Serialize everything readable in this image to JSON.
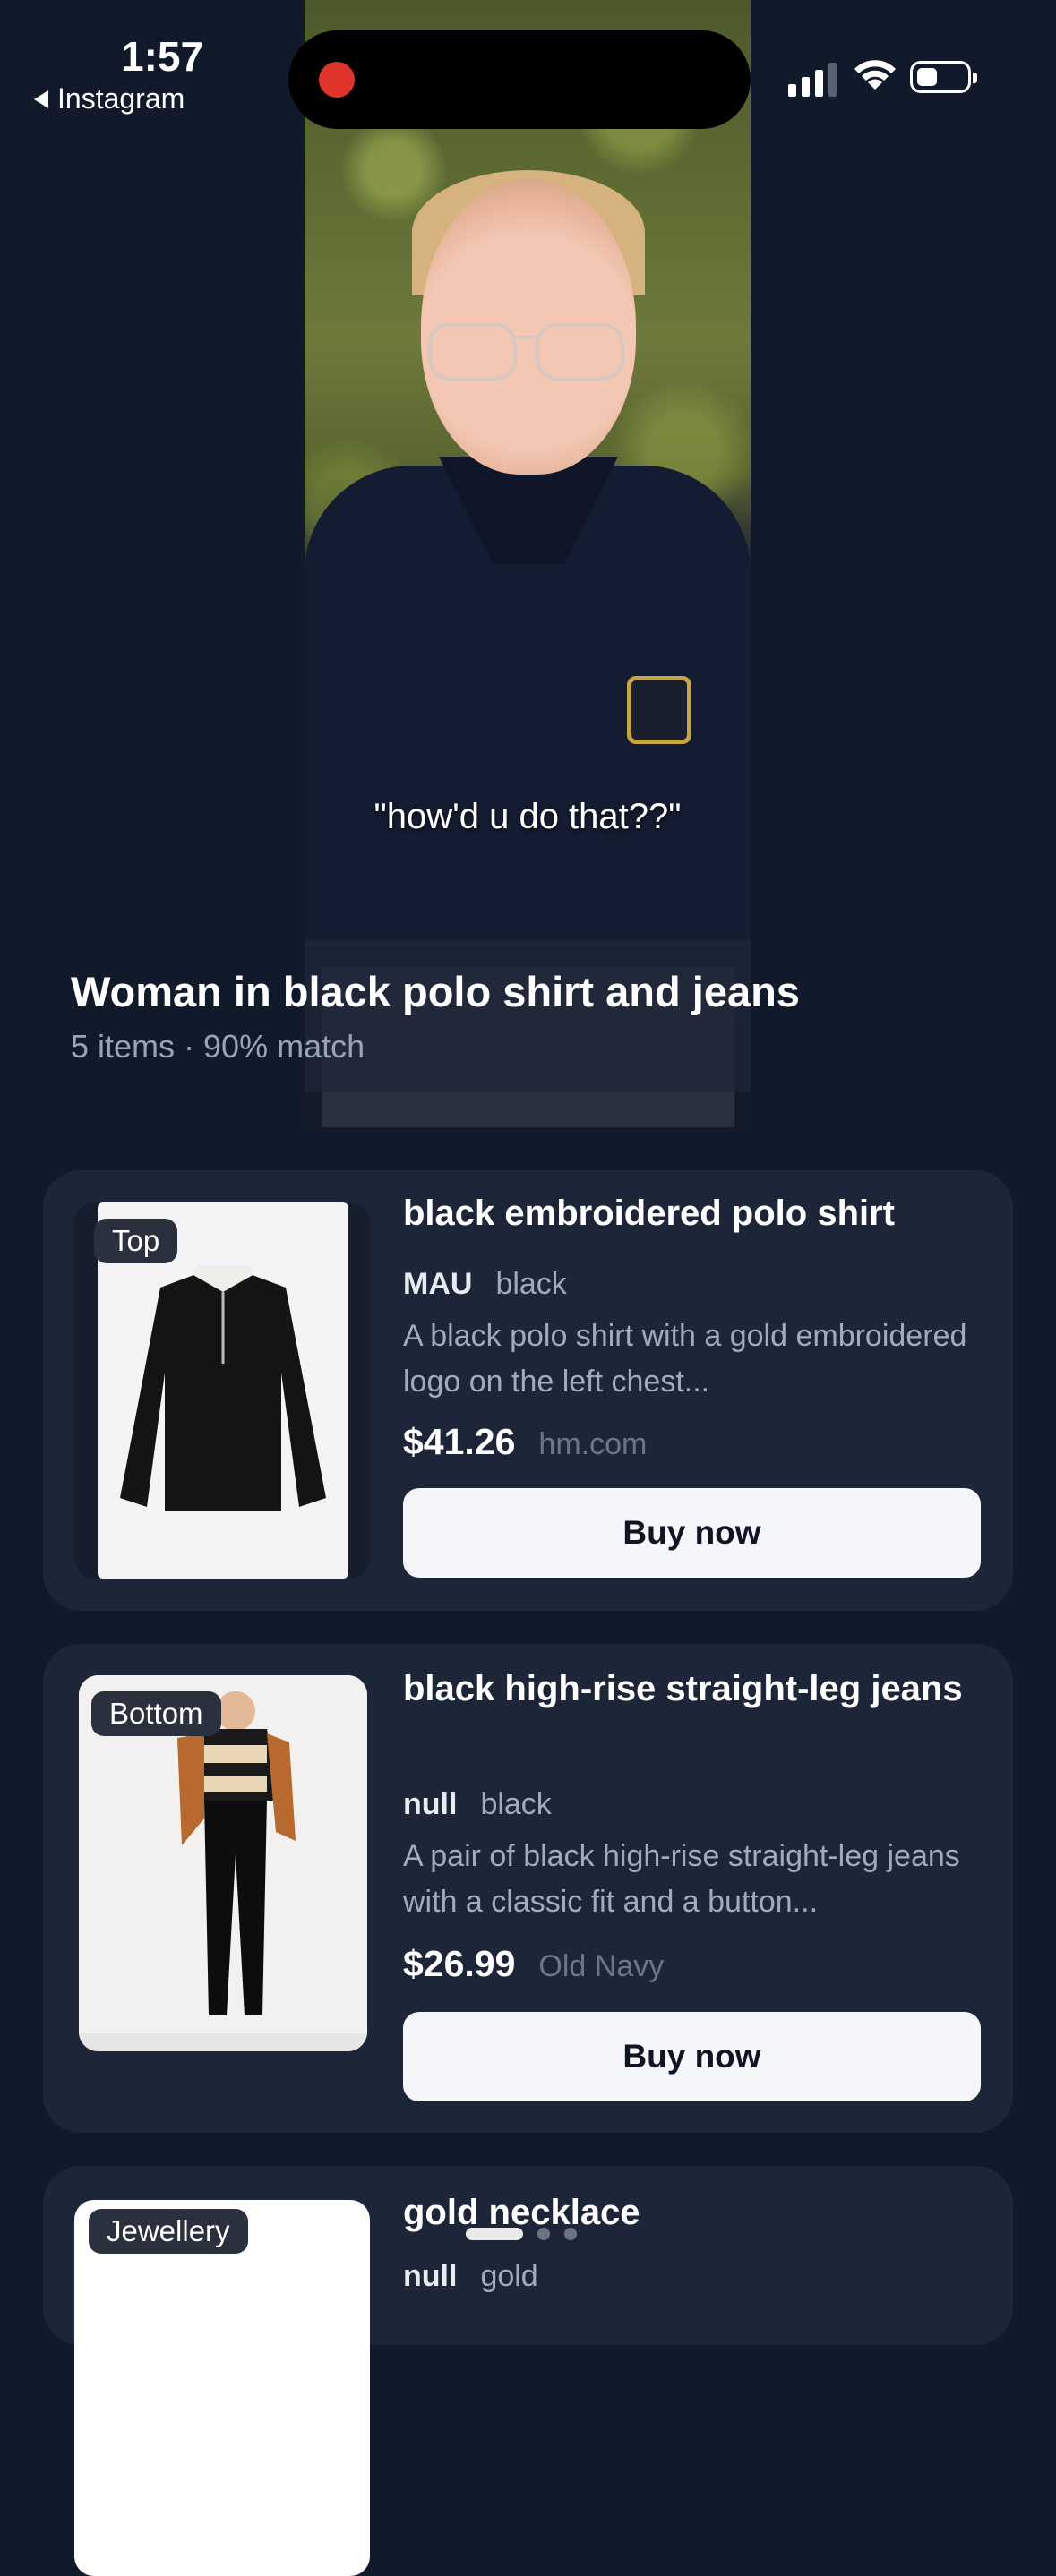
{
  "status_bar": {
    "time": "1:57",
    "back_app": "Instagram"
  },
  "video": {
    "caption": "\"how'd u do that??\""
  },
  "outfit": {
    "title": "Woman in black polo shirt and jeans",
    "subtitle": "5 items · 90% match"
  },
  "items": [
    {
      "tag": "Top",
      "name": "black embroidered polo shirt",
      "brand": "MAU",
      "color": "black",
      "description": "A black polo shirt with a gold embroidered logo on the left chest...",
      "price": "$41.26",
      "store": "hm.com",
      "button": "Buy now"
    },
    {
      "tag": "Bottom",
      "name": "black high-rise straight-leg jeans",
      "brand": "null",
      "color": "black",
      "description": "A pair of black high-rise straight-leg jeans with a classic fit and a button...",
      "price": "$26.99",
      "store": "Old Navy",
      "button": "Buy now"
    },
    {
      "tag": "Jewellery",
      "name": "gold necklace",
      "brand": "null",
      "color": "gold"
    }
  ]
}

◇ ◇ ◇ ◇ ◇

Aim:
Scan the listing above and identify each line holding the string "high"; copy every such line.

Response to this task:
      "name": "black high-rise straight-leg jeans",
      "description": "A pair of black high-rise straight-leg jeans with a classic fit and a button...",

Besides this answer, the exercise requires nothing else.